■ **EXERCISE BRIEF**
Your task is to copy every record exactly.

──────── RECORD EXTRACTS ────────

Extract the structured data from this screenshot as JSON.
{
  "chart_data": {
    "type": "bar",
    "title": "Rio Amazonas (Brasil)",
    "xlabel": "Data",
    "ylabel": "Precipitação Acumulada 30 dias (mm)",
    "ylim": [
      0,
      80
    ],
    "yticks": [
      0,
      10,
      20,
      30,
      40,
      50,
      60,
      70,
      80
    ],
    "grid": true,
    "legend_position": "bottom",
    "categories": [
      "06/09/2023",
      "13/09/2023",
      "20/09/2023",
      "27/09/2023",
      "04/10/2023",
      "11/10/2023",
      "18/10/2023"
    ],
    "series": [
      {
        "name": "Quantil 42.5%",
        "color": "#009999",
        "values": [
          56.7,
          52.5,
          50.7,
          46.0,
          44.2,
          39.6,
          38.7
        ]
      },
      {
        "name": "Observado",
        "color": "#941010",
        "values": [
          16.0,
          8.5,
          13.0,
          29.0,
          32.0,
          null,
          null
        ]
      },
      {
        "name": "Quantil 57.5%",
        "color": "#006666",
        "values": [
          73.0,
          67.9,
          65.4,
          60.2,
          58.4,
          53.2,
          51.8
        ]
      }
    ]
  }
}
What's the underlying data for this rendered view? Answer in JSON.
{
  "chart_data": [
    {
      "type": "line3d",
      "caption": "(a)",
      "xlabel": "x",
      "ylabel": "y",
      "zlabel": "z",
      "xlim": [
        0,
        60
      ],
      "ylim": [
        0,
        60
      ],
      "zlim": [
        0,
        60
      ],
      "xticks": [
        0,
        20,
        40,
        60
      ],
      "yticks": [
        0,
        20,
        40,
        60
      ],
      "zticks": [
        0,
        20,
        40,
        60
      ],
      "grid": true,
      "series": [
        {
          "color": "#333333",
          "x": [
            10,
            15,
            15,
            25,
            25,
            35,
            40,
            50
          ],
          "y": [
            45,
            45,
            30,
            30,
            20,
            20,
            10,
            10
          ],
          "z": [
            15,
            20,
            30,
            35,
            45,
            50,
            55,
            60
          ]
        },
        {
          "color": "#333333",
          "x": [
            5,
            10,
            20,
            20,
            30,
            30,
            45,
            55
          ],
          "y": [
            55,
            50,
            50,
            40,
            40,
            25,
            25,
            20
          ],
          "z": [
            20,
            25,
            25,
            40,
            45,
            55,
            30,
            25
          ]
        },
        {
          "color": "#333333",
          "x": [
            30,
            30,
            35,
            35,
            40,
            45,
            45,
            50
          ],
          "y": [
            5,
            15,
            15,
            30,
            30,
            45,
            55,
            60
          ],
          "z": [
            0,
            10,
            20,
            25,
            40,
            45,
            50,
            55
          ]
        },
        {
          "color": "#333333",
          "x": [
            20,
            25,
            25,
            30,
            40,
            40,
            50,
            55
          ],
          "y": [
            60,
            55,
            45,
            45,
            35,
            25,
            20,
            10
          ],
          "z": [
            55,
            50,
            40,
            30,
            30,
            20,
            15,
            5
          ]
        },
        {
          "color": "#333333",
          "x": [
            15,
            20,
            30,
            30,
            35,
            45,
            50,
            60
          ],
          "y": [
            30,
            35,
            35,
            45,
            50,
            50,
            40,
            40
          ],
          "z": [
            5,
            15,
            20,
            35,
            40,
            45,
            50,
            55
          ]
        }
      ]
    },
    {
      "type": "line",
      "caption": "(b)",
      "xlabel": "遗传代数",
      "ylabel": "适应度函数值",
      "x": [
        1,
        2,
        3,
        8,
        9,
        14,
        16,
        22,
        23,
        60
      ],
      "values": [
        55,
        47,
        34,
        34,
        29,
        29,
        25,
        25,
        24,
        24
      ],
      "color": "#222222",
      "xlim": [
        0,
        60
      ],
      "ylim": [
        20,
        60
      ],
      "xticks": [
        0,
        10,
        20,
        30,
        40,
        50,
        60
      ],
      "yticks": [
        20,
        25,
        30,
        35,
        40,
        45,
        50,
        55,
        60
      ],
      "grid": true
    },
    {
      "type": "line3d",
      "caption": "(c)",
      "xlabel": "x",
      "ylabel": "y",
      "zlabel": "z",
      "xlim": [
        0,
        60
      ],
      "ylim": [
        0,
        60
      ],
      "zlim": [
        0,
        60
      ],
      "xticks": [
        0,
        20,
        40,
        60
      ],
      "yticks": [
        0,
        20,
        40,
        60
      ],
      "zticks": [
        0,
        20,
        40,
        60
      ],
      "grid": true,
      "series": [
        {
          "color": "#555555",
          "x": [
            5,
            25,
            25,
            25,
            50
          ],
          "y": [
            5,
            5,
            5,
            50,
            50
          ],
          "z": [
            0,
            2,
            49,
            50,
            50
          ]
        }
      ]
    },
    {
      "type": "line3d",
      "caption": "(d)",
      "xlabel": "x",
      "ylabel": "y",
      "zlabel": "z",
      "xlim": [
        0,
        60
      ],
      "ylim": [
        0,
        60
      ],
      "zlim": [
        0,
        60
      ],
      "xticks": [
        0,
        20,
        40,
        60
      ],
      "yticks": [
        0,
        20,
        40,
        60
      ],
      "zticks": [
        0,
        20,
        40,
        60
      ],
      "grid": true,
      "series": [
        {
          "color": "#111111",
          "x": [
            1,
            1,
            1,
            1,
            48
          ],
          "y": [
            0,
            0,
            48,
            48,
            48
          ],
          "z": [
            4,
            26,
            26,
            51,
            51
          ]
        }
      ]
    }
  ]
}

────────

■ **ANSWER IN FULL**
Extract the structured data from this screenshot as JSON.
{
  "chart_data": {
    "type": "bar",
    "title": "Rio Amazonas (Brasil)",
    "xlabel": "Data",
    "ylabel": "Precipitação Acumulada 30 dias (mm)",
    "ylim": [
      0,
      80
    ],
    "yticks": [
      0,
      10,
      20,
      30,
      40,
      50,
      60,
      70,
      80
    ],
    "grid": true,
    "legend_position": "bottom",
    "categories": [
      "06/09/2023",
      "13/09/2023",
      "20/09/2023",
      "27/09/2023",
      "04/10/2023",
      "11/10/2023",
      "18/10/2023"
    ],
    "series": [
      {
        "name": "Quantil 42.5%",
        "color": "#009999",
        "values": [
          56.7,
          52.5,
          50.7,
          46.0,
          44.2,
          39.6,
          38.7
        ]
      },
      {
        "name": "Observado",
        "color": "#941010",
        "values": [
          16.0,
          8.5,
          13.0,
          29.0,
          32.0,
          null,
          null
        ]
      },
      {
        "name": "Quantil 57.5%",
        "color": "#006666",
        "values": [
          73.0,
          67.9,
          65.4,
          60.2,
          58.4,
          53.2,
          51.8
        ]
      }
    ]
  }
}
What's the underlying data for this rendered view? Answer in JSON.
{
  "chart_data": [
    {
      "type": "line3d",
      "caption": "(a)",
      "xlabel": "x",
      "ylabel": "y",
      "zlabel": "z",
      "xlim": [
        0,
        60
      ],
      "ylim": [
        0,
        60
      ],
      "zlim": [
        0,
        60
      ],
      "xticks": [
        0,
        20,
        40,
        60
      ],
      "yticks": [
        0,
        20,
        40,
        60
      ],
      "zticks": [
        0,
        20,
        40,
        60
      ],
      "grid": true,
      "series": [
        {
          "color": "#333333",
          "x": [
            10,
            15,
            15,
            25,
            25,
            35,
            40,
            50
          ],
          "y": [
            45,
            45,
            30,
            30,
            20,
            20,
            10,
            10
          ],
          "z": [
            15,
            20,
            30,
            35,
            45,
            50,
            55,
            60
          ]
        },
        {
          "color": "#333333",
          "x": [
            5,
            10,
            20,
            20,
            30,
            30,
            45,
            55
          ],
          "y": [
            55,
            50,
            50,
            40,
            40,
            25,
            25,
            20
          ],
          "z": [
            20,
            25,
            25,
            40,
            45,
            55,
            30,
            25
          ]
        },
        {
          "color": "#333333",
          "x": [
            30,
            30,
            35,
            35,
            40,
            45,
            45,
            50
          ],
          "y": [
            5,
            15,
            15,
            30,
            30,
            45,
            55,
            60
          ],
          "z": [
            0,
            10,
            20,
            25,
            40,
            45,
            50,
            55
          ]
        },
        {
          "color": "#333333",
          "x": [
            20,
            25,
            25,
            30,
            40,
            40,
            50,
            55
          ],
          "y": [
            60,
            55,
            45,
            45,
            35,
            25,
            20,
            10
          ],
          "z": [
            55,
            50,
            40,
            30,
            30,
            20,
            15,
            5
          ]
        },
        {
          "color": "#333333",
          "x": [
            15,
            20,
            30,
            30,
            35,
            45,
            50,
            60
          ],
          "y": [
            30,
            35,
            35,
            45,
            50,
            50,
            40,
            40
          ],
          "z": [
            5,
            15,
            20,
            35,
            40,
            45,
            50,
            55
          ]
        }
      ]
    },
    {
      "type": "line",
      "caption": "(b)",
      "xlabel": "遗传代数",
      "ylabel": "适应度函数值",
      "x": [
        1,
        2,
        3,
        8,
        9,
        14,
        16,
        22,
        23,
        60
      ],
      "values": [
        55,
        47,
        34,
        34,
        29,
        29,
        25,
        25,
        24,
        24
      ],
      "color": "#222222",
      "xlim": [
        0,
        60
      ],
      "ylim": [
        20,
        60
      ],
      "xticks": [
        0,
        10,
        20,
        30,
        40,
        50,
        60
      ],
      "yticks": [
        20,
        25,
        30,
        35,
        40,
        45,
        50,
        55,
        60
      ],
      "grid": true
    },
    {
      "type": "line3d",
      "caption": "(c)",
      "xlabel": "x",
      "ylabel": "y",
      "zlabel": "z",
      "xlim": [
        0,
        60
      ],
      "ylim": [
        0,
        60
      ],
      "zlim": [
        0,
        60
      ],
      "xticks": [
        0,
        20,
        40,
        60
      ],
      "yticks": [
        0,
        20,
        40,
        60
      ],
      "zticks": [
        0,
        20,
        40,
        60
      ],
      "grid": true,
      "series": [
        {
          "color": "#555555",
          "x": [
            5,
            25,
            25,
            25,
            50
          ],
          "y": [
            5,
            5,
            5,
            50,
            50
          ],
          "z": [
            0,
            2,
            49,
            50,
            50
          ]
        }
      ]
    },
    {
      "type": "line3d",
      "caption": "(d)",
      "xlabel": "x",
      "ylabel": "y",
      "zlabel": "z",
      "xlim": [
        0,
        60
      ],
      "ylim": [
        0,
        60
      ],
      "zlim": [
        0,
        60
      ],
      "xticks": [
        0,
        20,
        40,
        60
      ],
      "yticks": [
        0,
        20,
        40,
        60
      ],
      "zticks": [
        0,
        20,
        40,
        60
      ],
      "grid": true,
      "series": [
        {
          "color": "#111111",
          "x": [
            1,
            1,
            1,
            1,
            48
          ],
          "y": [
            0,
            0,
            48,
            48,
            48
          ],
          "z": [
            4,
            26,
            26,
            51,
            51
          ]
        }
      ]
    }
  ]
}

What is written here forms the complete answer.